▸ Aim of the task
Look for the string "Bangladesh" in the lines and copy each line that has it.

▸ Data entries
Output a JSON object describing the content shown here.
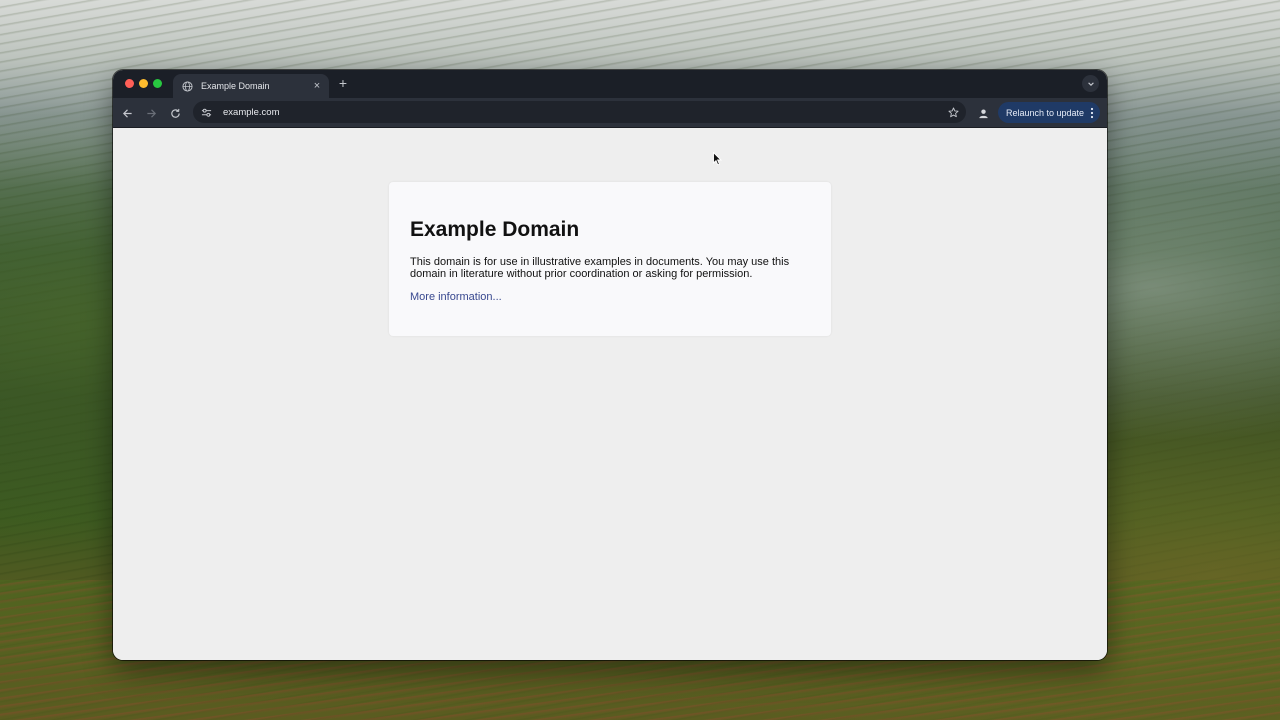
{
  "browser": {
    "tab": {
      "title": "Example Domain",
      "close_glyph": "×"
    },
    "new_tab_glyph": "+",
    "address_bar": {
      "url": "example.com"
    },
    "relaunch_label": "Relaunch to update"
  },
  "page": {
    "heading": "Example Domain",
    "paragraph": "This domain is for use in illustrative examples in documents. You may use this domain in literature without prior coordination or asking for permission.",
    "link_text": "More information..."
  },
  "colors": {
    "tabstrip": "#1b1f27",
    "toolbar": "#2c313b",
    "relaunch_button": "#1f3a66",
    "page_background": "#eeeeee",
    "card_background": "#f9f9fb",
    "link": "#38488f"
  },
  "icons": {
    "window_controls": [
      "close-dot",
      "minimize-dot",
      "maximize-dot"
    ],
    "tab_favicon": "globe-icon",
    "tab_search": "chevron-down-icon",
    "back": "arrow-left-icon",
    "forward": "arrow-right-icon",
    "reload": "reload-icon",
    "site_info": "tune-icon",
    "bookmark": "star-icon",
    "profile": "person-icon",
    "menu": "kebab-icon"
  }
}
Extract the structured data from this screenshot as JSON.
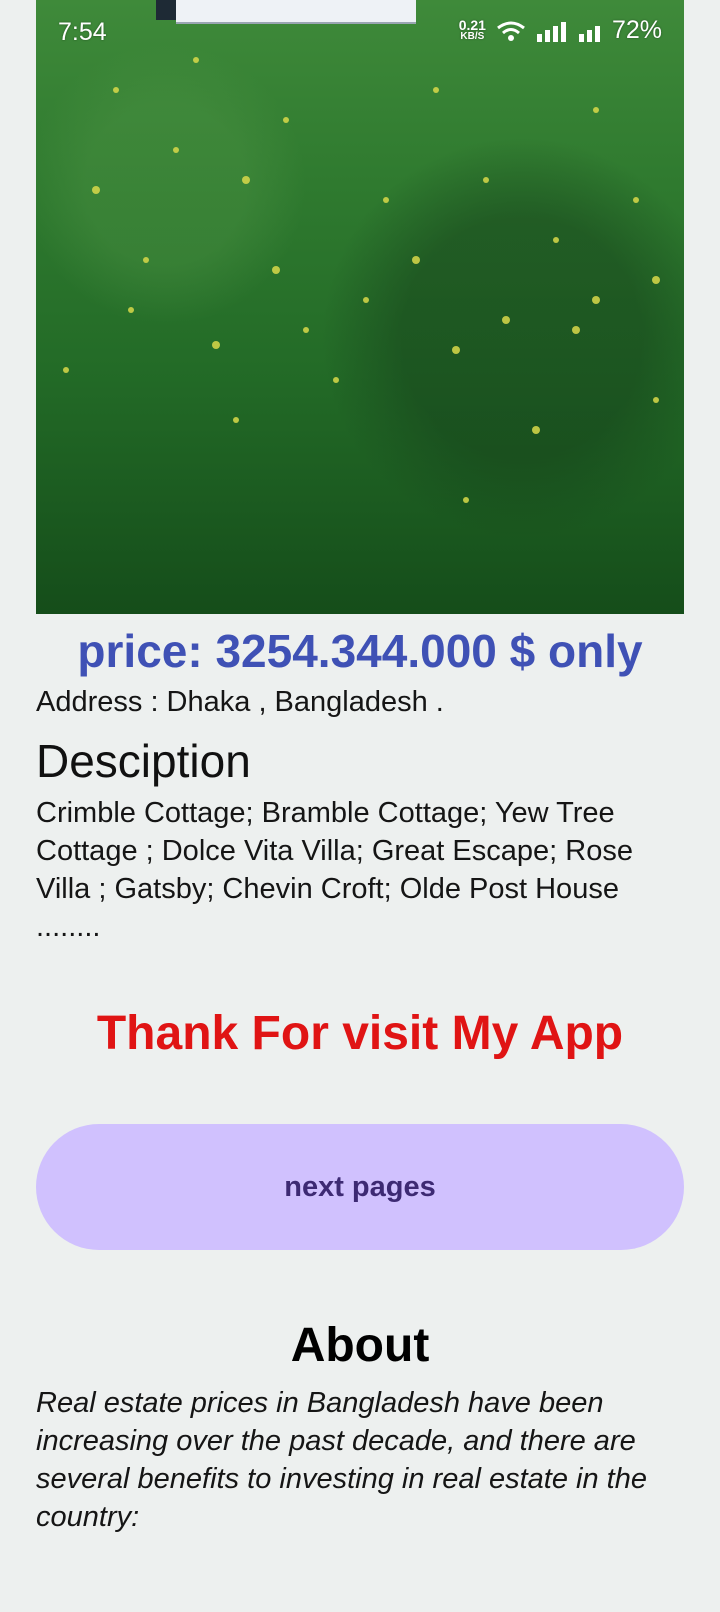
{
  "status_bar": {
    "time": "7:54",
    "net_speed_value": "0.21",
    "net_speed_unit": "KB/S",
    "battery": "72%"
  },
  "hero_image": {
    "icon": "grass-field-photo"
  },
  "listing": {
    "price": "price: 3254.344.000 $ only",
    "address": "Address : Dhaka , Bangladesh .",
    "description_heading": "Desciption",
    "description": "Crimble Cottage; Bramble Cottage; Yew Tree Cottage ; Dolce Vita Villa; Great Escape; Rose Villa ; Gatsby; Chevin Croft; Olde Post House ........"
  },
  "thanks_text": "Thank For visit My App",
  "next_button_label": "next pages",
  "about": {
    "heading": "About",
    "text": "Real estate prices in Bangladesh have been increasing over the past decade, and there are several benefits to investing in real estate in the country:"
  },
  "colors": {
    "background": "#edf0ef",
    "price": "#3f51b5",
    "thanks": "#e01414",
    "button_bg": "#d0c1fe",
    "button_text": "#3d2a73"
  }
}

...

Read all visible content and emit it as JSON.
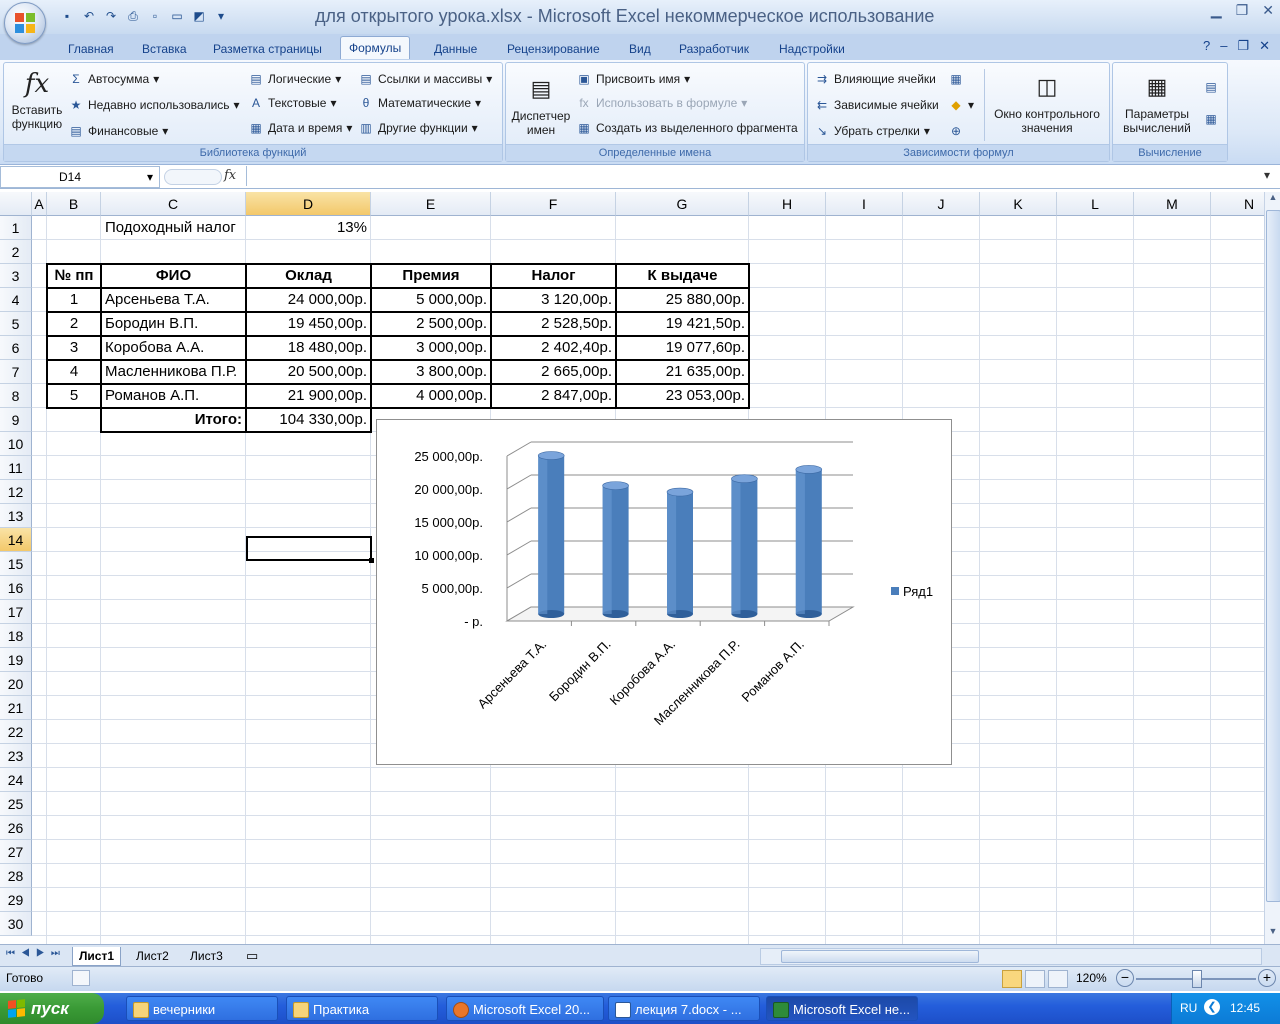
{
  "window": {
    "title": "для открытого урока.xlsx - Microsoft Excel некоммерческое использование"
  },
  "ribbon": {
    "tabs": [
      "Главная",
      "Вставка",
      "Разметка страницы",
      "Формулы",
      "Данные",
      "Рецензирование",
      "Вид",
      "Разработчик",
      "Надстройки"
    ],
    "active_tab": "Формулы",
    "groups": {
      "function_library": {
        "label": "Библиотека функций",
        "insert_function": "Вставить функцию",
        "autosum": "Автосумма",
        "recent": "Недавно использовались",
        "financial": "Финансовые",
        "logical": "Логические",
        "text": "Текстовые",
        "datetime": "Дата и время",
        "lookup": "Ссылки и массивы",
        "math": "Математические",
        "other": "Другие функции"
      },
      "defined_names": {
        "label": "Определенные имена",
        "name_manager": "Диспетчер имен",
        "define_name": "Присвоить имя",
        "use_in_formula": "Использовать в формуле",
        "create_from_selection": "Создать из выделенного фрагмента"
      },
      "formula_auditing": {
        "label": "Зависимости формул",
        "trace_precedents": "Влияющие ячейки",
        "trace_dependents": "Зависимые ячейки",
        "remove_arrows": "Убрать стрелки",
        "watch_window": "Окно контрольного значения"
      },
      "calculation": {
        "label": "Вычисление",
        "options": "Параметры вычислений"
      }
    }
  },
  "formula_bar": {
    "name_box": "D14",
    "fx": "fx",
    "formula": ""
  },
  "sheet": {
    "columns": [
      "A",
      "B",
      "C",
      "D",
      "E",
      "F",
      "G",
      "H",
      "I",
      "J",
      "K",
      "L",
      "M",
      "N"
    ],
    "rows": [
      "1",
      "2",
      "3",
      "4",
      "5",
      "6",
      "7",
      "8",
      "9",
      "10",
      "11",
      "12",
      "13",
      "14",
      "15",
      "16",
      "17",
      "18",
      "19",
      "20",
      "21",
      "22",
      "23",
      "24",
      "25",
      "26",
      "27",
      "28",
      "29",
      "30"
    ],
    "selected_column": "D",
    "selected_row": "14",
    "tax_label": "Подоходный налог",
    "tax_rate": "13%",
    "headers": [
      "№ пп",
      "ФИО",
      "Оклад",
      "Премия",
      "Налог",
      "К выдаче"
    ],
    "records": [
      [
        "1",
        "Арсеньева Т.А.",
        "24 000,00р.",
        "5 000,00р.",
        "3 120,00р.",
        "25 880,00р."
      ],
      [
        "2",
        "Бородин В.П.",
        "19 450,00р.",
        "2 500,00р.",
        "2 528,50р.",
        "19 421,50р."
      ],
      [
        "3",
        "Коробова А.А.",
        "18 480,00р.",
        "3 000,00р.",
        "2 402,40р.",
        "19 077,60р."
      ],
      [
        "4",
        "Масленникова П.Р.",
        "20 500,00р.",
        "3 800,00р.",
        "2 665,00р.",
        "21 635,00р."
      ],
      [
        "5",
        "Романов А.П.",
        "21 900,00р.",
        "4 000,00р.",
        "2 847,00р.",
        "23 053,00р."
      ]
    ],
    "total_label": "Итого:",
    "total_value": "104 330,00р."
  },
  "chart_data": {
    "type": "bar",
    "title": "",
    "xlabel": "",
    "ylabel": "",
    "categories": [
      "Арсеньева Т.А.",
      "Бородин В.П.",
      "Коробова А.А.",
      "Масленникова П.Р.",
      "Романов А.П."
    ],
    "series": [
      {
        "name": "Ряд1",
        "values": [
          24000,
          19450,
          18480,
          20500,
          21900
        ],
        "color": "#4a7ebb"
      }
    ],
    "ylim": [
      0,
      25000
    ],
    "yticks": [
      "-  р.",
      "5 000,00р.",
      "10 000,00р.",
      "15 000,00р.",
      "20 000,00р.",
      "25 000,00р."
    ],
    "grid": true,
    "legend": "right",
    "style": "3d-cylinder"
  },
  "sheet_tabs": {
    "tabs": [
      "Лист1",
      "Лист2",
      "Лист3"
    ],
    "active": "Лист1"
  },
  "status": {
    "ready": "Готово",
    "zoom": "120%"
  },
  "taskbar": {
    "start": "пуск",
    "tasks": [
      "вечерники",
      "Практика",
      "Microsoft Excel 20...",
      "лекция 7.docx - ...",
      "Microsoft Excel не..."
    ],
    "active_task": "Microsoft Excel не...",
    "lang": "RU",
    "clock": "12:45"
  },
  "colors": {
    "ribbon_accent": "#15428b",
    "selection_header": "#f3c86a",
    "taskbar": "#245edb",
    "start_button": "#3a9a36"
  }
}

▸ Expected answer
    "address": "Address : Dhaka , Bangladesh .",
    "text": "Real estate prices in Bangladesh have been increasing over the past decade, and there are several benefits to investing in real estate in the country:"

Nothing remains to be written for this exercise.